■ **Required task**:
Extract every line of the listing below and reproduce each one character for character, in the same order.

■ **Record list**:
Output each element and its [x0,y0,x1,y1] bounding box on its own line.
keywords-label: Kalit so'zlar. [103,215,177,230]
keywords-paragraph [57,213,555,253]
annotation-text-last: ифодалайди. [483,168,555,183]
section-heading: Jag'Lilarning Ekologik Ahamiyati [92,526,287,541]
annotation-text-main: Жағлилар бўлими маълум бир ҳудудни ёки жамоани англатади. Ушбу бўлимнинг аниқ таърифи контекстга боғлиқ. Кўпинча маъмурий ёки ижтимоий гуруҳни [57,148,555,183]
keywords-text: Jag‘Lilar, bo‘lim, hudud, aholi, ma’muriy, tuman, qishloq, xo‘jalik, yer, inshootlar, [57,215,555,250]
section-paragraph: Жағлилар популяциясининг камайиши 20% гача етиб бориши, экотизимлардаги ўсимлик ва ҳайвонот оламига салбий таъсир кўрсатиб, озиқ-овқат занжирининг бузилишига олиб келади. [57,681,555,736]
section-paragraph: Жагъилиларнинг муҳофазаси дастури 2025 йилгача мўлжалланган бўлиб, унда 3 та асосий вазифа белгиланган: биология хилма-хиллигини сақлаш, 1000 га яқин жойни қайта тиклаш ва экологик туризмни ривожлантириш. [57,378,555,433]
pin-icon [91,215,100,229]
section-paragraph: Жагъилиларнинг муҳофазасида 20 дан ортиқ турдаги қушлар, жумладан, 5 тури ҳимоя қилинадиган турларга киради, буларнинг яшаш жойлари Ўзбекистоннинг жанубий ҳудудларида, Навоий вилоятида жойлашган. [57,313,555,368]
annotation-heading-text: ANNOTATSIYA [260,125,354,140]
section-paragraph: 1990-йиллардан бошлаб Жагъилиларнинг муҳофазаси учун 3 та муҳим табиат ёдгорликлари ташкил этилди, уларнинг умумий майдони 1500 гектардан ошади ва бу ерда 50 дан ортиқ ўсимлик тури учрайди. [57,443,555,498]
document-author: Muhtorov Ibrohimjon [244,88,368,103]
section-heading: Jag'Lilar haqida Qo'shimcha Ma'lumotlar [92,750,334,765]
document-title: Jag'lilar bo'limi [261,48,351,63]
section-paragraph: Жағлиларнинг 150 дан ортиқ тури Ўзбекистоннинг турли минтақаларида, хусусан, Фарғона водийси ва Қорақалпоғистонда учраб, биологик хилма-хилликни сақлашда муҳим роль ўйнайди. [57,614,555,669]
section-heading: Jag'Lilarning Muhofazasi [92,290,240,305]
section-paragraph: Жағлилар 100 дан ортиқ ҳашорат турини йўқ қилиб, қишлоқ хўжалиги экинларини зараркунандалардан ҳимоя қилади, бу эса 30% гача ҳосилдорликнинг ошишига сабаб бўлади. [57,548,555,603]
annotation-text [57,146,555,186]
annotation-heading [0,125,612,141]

■ **Correct result**:
Output each element and its [x0,y0,x1,y1] bounding box on its own line.
keywords-label: Kalit so'zlar. [103,215,177,230]
keywords-paragraph [57,213,555,253]
annotation-text-last: ифодалайди. [483,168,555,183]
section-heading: Jag'Lilarning Ekologik Ahamiyati [92,526,287,541]
annotation-text-main: Жағлилар бўлими маълум бир ҳудудни ёки жамоани англатади. Ушбу бўлимнинг аниқ таърифи контекстга боғлиқ. Кўпинча маъмурий ёки ижтимоий гуруҳни [57,148,555,183]
keywords-text: Jag‘Lilar, bo‘lim, hudud, aholi, ma’muriy, tuman, qishloq, xo‘jalik, yer, inshootlar, [57,215,555,250]
section-paragraph: Жағлилар популяциясининг камайиши 20% гача етиб бориши, экотизимлардаги ўсимлик ва ҳайвонот оламига салбий таъсир кўрсатиб, озиқ-овқат занжирининг бузилишига олиб келади. [57,681,555,736]
section-paragraph: Жагъилиларнинг муҳофазаси дастури 2025 йилгача мўлжалланган бўлиб, унда 3 та асосий вазифа белгиланган: биология хилма-хиллигини сақлаш, 1000 га яқин жойни қайта тиклаш ва экологик туризмни ривожлантириш. [57,378,555,433]
pin-icon [91,215,100,229]
section-paragraph: Жагъилиларнинг муҳофазасида 20 дан ортиқ турдаги қушлар, жумладан, 5 тури ҳимоя қилинадиган турларга киради, буларнинг яшаш жойлари Ўзбекистоннинг жанубий ҳудудларида, Навоий вилоятида жойлашган. [57,313,555,368]
annotation-heading-text: ANNOTATSIYA [260,125,354,140]
section-paragraph: 1990-йиллардан бошлаб Жагъилиларнинг муҳофазаси учун 3 та муҳим табиат ёдгорликлари ташкил этилди, уларнинг умумий майдони 1500 гектардан ошади ва бу ерда 50 дан ортиқ ўсимлик тури учрайди. [57,443,555,498]
document-author: Muhtorov Ibrohimjon [244,88,368,103]
section-heading: Jag'Lilar haqida Qo'shimcha Ma'lumotlar [92,750,334,765]
document-title: Jag'lilar bo'limi [261,48,351,63]
section-paragraph: Жағлиларнинг 150 дан ортиқ тури Ўзбекистоннинг турли минтақаларида, хусусан, Фарғона водийси ва Қорақалпоғистонда учраб, биологик хилма-хилликни сақлашда муҳим роль ўйнайди. [57,614,555,669]
section-heading: Jag'Lilarning Muhofazasi [92,290,240,305]
section-paragraph: Жағлилар 100 дан ортиқ ҳашорат турини йўқ қилиб, қишлоқ хўжалиги экинларини зараркунандалардан ҳимоя қилади, бу эса 30% гача ҳосилдорликнинг ошишига сабаб бўлади. [57,548,555,603]
annotation-text [57,146,555,186]
annotation-heading [0,125,612,141]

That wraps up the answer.